## [Given instruction]
Set down each record exactly as written.

(Stored data entries)
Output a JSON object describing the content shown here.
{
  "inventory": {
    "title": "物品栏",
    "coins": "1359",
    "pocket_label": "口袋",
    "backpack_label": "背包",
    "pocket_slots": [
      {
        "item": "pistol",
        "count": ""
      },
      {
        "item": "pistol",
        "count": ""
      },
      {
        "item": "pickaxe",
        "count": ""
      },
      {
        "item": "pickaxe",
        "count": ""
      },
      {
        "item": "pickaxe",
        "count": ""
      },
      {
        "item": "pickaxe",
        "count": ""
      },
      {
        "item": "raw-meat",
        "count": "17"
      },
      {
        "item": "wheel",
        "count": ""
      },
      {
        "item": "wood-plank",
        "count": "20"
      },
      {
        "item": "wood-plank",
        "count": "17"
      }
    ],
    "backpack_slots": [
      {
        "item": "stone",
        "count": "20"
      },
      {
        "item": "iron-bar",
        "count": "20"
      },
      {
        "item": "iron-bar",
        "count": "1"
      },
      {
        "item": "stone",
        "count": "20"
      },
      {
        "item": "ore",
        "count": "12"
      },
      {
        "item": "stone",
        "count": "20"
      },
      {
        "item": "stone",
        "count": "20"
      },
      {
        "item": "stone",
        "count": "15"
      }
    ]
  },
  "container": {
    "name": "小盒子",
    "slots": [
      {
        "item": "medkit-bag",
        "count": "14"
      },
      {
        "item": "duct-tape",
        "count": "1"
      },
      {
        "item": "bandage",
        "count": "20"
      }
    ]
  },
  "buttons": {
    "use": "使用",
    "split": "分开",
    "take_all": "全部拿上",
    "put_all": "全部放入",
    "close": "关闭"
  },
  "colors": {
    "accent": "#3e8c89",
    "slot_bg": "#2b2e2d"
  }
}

## [Exercise answer]
Output a JSON object describing the content shown here.
{
  "inventory": {
    "title": "物品栏",
    "coins": "1359",
    "pocket_label": "口袋",
    "backpack_label": "背包",
    "pocket_slots": [
      {
        "item": "pistol",
        "count": ""
      },
      {
        "item": "pistol",
        "count": ""
      },
      {
        "item": "pickaxe",
        "count": ""
      },
      {
        "item": "pickaxe",
        "count": ""
      },
      {
        "item": "pickaxe",
        "count": ""
      },
      {
        "item": "pickaxe",
        "count": ""
      },
      {
        "item": "raw-meat",
        "count": "17"
      },
      {
        "item": "wheel",
        "count": ""
      },
      {
        "item": "wood-plank",
        "count": "20"
      },
      {
        "item": "wood-plank",
        "count": "17"
      }
    ],
    "backpack_slots": [
      {
        "item": "stone",
        "count": "20"
      },
      {
        "item": "iron-bar",
        "count": "20"
      },
      {
        "item": "iron-bar",
        "count": "1"
      },
      {
        "item": "stone",
        "count": "20"
      },
      {
        "item": "ore",
        "count": "12"
      },
      {
        "item": "stone",
        "count": "20"
      },
      {
        "item": "stone",
        "count": "20"
      },
      {
        "item": "stone",
        "count": "15"
      }
    ]
  },
  "container": {
    "name": "小盒子",
    "slots": [
      {
        "item": "medkit-bag",
        "count": "14"
      },
      {
        "item": "duct-tape",
        "count": "1"
      },
      {
        "item": "bandage",
        "count": "20"
      }
    ]
  },
  "buttons": {
    "use": "使用",
    "split": "分开",
    "take_all": "全部拿上",
    "put_all": "全部放入",
    "close": "关闭"
  },
  "colors": {
    "accent": "#3e8c89",
    "slot_bg": "#2b2e2d"
  }
}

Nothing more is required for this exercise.